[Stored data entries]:

- - -

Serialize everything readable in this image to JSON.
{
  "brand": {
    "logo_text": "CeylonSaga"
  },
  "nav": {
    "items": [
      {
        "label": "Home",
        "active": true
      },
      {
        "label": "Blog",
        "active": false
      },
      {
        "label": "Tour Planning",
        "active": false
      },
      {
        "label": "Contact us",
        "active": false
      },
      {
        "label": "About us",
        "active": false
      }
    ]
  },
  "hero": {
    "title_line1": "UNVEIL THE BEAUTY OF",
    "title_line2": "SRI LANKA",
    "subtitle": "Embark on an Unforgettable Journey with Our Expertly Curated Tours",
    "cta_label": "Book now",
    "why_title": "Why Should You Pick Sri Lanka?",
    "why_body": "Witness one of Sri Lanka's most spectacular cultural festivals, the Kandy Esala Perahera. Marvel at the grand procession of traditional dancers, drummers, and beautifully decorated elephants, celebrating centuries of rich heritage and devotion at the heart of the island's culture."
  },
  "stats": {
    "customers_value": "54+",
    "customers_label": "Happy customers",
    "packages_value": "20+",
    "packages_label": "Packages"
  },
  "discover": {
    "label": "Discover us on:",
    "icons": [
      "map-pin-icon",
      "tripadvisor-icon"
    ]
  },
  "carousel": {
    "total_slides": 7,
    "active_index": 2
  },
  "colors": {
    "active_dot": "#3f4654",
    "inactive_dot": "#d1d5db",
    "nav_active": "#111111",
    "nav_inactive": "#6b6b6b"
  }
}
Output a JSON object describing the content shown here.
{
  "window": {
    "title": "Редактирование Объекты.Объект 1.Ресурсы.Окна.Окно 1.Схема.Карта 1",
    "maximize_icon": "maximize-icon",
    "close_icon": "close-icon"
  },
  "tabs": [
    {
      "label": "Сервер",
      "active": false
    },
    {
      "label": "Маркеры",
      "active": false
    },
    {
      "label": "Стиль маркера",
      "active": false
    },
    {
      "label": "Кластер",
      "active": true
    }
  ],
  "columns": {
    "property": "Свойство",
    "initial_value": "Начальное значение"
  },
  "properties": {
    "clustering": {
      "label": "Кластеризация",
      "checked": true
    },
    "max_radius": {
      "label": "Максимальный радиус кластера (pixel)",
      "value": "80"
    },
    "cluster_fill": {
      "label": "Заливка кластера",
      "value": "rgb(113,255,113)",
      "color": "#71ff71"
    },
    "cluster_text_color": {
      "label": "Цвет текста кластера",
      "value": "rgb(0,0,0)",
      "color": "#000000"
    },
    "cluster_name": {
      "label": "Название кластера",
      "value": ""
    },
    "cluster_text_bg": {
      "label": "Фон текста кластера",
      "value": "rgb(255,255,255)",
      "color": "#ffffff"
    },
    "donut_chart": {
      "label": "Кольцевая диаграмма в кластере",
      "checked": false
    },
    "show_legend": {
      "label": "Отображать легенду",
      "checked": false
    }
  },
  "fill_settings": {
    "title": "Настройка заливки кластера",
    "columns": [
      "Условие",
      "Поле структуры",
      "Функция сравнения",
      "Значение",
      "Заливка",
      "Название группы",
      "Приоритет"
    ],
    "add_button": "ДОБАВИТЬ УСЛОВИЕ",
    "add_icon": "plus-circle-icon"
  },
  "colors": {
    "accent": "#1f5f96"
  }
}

- - -

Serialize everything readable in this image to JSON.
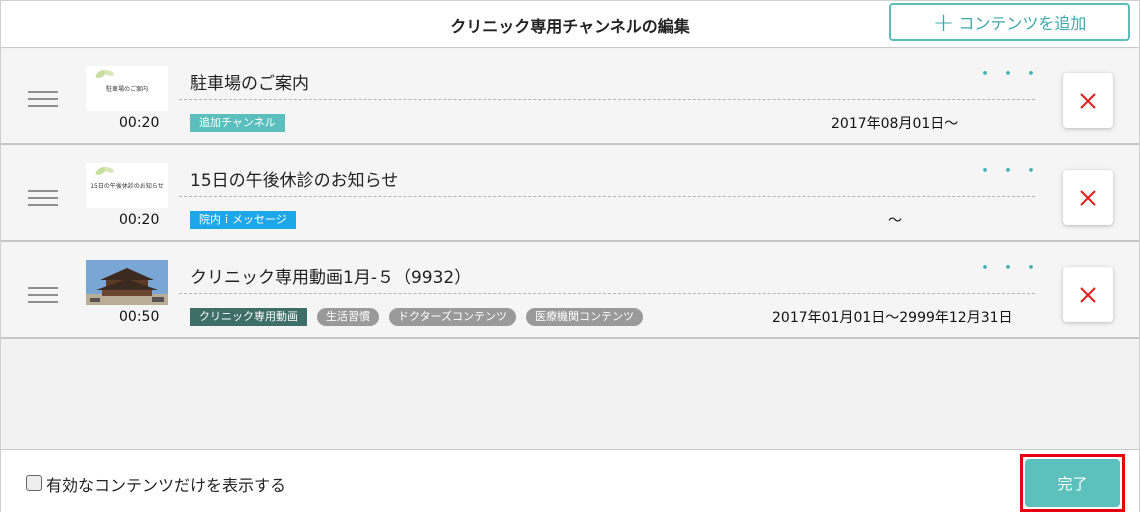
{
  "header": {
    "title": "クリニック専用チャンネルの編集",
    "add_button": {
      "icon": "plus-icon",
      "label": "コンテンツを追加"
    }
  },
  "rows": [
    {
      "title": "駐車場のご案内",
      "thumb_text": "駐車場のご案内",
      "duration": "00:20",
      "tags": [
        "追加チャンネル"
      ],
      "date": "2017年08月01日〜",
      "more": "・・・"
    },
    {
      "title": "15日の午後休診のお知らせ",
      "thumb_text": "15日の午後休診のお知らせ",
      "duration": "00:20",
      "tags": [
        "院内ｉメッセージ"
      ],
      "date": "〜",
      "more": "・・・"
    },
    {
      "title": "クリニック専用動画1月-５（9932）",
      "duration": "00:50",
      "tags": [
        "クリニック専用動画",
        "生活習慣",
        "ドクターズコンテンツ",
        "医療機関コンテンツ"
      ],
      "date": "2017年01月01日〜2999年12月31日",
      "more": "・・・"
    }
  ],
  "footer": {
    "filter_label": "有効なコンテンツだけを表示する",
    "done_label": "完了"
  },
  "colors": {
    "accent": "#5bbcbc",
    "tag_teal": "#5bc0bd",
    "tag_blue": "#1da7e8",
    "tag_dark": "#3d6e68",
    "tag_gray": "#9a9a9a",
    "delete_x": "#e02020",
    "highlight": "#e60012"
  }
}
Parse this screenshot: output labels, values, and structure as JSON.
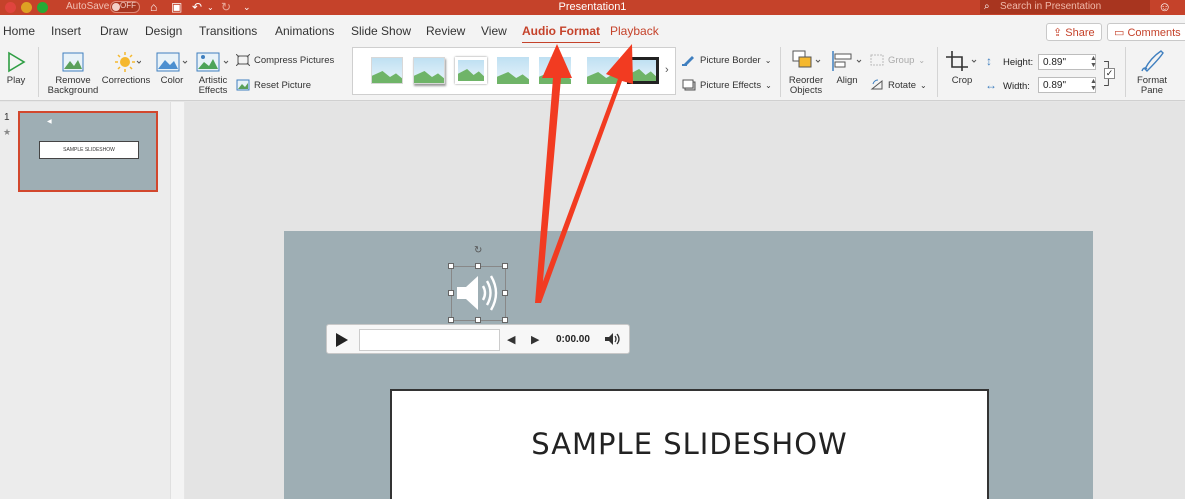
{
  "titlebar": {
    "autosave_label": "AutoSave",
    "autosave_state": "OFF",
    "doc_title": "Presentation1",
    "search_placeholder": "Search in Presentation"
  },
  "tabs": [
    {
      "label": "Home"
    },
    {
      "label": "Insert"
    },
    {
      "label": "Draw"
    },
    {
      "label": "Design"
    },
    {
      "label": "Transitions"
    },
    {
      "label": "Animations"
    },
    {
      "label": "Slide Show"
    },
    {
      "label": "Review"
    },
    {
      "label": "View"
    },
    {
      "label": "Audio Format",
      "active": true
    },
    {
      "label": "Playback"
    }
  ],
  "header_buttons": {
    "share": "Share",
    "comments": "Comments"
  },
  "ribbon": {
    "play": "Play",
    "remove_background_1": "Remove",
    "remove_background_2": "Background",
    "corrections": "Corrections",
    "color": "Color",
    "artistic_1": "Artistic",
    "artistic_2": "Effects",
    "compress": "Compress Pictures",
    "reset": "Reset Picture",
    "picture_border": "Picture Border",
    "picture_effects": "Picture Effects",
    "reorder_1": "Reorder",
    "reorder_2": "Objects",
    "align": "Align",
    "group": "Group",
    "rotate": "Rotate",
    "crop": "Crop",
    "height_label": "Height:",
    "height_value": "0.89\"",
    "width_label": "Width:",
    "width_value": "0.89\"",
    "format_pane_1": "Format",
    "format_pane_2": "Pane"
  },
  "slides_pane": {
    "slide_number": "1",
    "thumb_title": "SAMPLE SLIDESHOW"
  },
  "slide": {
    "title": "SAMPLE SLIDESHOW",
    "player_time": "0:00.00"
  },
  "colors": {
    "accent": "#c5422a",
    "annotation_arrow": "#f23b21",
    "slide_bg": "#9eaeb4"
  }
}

- - -

Pick out and copy every line that contains the word "JSON".

[ANSWER TO THE EXERCISE]:
Serialize everything readable in this image to JSON.
Output a JSON object describing the content shown here.
Serialize everything readable in this image to JSON.
Parse this screenshot: output labels, values, and structure as JSON.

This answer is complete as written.